• STORED ROWS
━━━━━━━━━━━━━━━━━━━━━━━━━━━━━━
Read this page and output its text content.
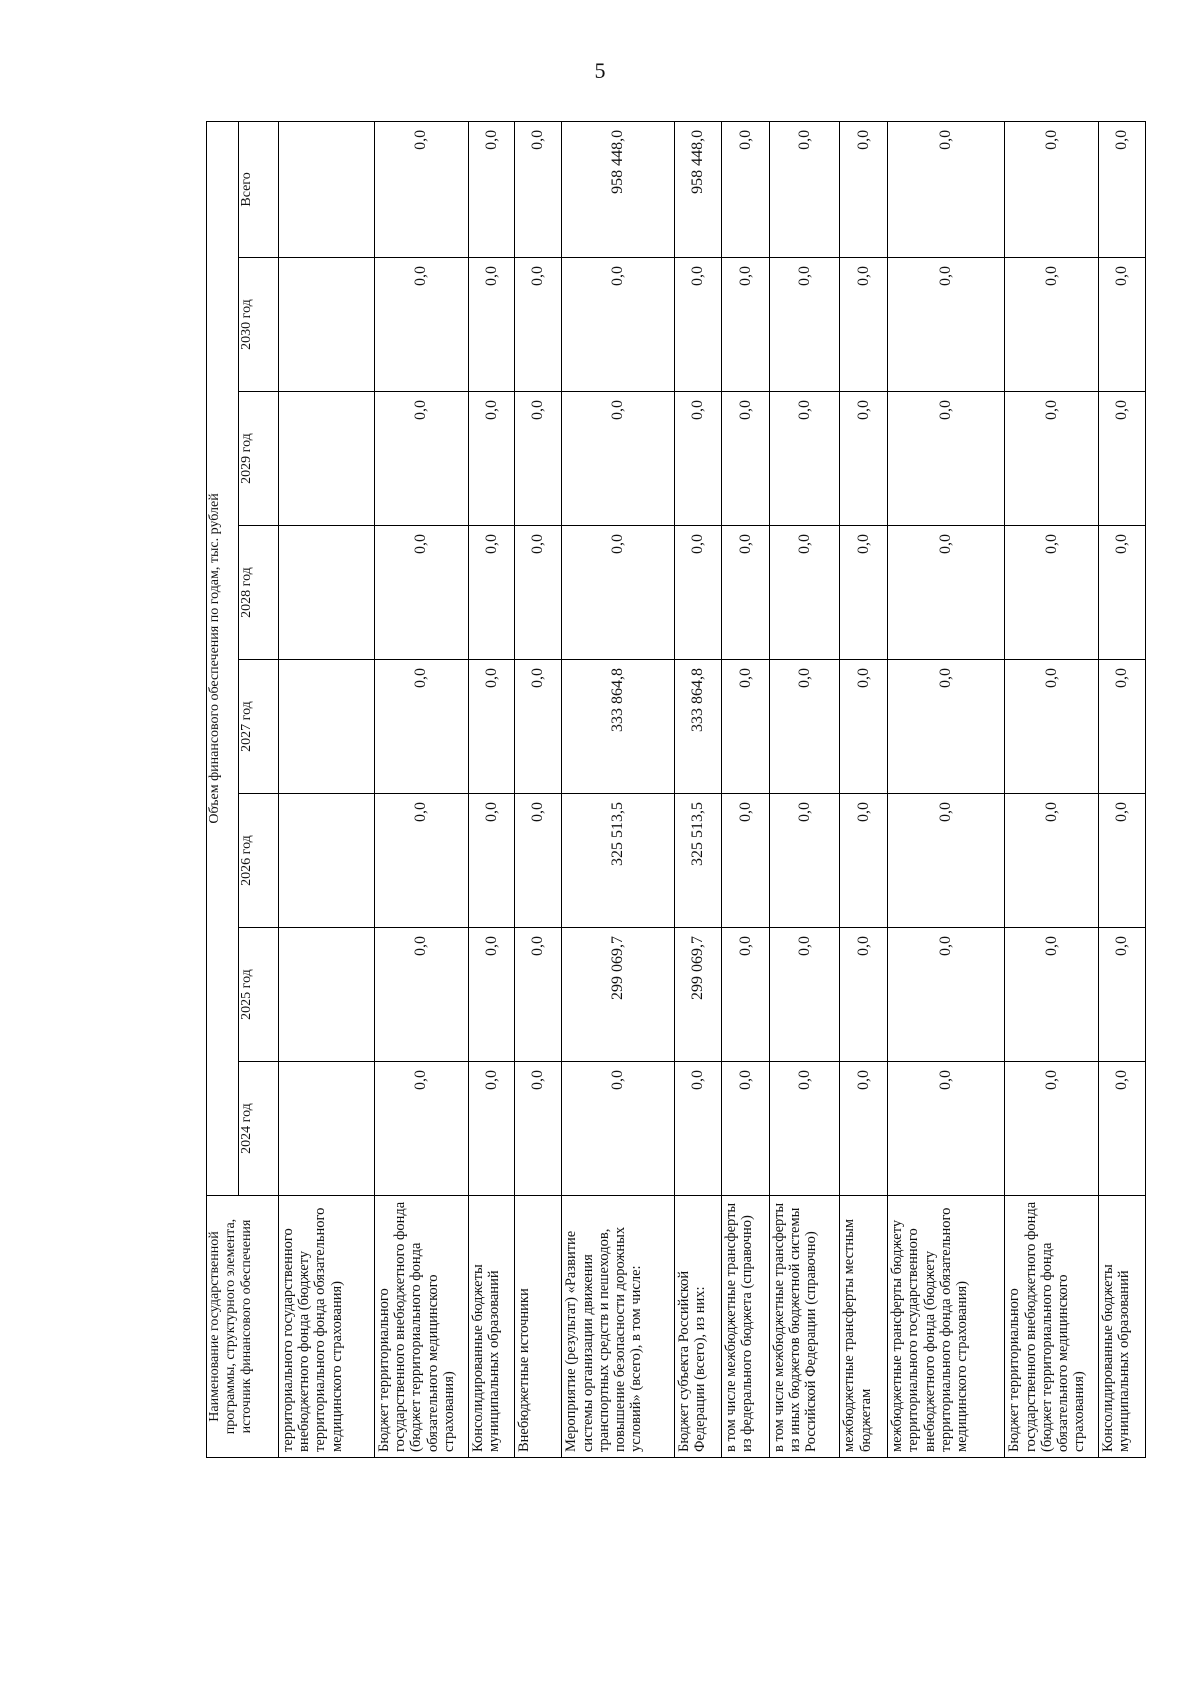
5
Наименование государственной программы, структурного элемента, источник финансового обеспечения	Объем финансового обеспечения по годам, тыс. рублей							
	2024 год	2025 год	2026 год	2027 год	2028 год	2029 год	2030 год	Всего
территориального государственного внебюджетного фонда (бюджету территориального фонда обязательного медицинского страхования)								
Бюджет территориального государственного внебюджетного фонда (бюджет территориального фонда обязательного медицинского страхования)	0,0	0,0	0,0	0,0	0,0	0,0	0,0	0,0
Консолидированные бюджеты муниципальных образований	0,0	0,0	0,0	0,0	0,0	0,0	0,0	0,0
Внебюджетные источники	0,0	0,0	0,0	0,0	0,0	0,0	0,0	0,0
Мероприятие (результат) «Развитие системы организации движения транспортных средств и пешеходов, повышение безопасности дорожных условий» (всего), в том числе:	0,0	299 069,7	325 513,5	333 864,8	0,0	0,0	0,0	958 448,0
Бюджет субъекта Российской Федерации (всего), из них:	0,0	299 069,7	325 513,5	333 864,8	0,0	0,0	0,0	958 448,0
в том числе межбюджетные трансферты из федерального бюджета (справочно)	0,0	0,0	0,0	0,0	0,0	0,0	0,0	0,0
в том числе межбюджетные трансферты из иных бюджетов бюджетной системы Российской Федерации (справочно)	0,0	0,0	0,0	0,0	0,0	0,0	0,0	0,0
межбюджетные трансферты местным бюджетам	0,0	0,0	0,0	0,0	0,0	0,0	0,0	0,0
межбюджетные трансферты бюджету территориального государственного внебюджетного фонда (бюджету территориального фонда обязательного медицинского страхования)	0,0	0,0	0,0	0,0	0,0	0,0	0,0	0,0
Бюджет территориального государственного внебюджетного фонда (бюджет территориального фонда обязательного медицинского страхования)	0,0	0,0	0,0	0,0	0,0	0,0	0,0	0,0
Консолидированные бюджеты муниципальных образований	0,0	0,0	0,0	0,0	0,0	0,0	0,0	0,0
━━━━━━━━━━━━━━━━━━━━━━━━━━━━━━
• STATED GOAL
Restate the full listing verbatim and drop every picture.

• OUTPUT OF THE TASK
Read this page and output its text content.
5
Наименование государственной программы, структурного элемента, источник финансового обеспечения	Объем финансового обеспечения по годам, тыс. рублей							
	2024 год	2025 год	2026 год	2027 год	2028 год	2029 год	2030 год	Всего
территориального государственного внебюджетного фонда (бюджету территориального фонда обязательного медицинского страхования)								
Бюджет территориального государственного внебюджетного фонда (бюджет территориального фонда обязательного медицинского страхования)	0,0	0,0	0,0	0,0	0,0	0,0	0,0	0,0
Консолидированные бюджеты муниципальных образований	0,0	0,0	0,0	0,0	0,0	0,0	0,0	0,0
Внебюджетные источники	0,0	0,0	0,0	0,0	0,0	0,0	0,0	0,0
Мероприятие (результат) «Развитие системы организации движения транспортных средств и пешеходов, повышение безопасности дорожных условий» (всего), в том числе:	0,0	299 069,7	325 513,5	333 864,8	0,0	0,0	0,0	958 448,0
Бюджет субъекта Российской Федерации (всего), из них:	0,0	299 069,7	325 513,5	333 864,8	0,0	0,0	0,0	958 448,0
в том числе межбюджетные трансферты из федерального бюджета (справочно)	0,0	0,0	0,0	0,0	0,0	0,0	0,0	0,0
в том числе межбюджетные трансферты из иных бюджетов бюджетной системы Российской Федерации (справочно)	0,0	0,0	0,0	0,0	0,0	0,0	0,0	0,0
межбюджетные трансферты местным бюджетам	0,0	0,0	0,0	0,0	0,0	0,0	0,0	0,0
межбюджетные трансферты бюджету территориального государственного внебюджетного фонда (бюджету территориального фонда обязательного медицинского страхования)	0,0	0,0	0,0	0,0	0,0	0,0	0,0	0,0
Бюджет территориального государственного внебюджетного фонда (бюджет территориального фонда обязательного медицинского страхования)	0,0	0,0	0,0	0,0	0,0	0,0	0,0	0,0
Консолидированные бюджеты муниципальных образований	0,0	0,0	0,0	0,0	0,0	0,0	0,0	0,0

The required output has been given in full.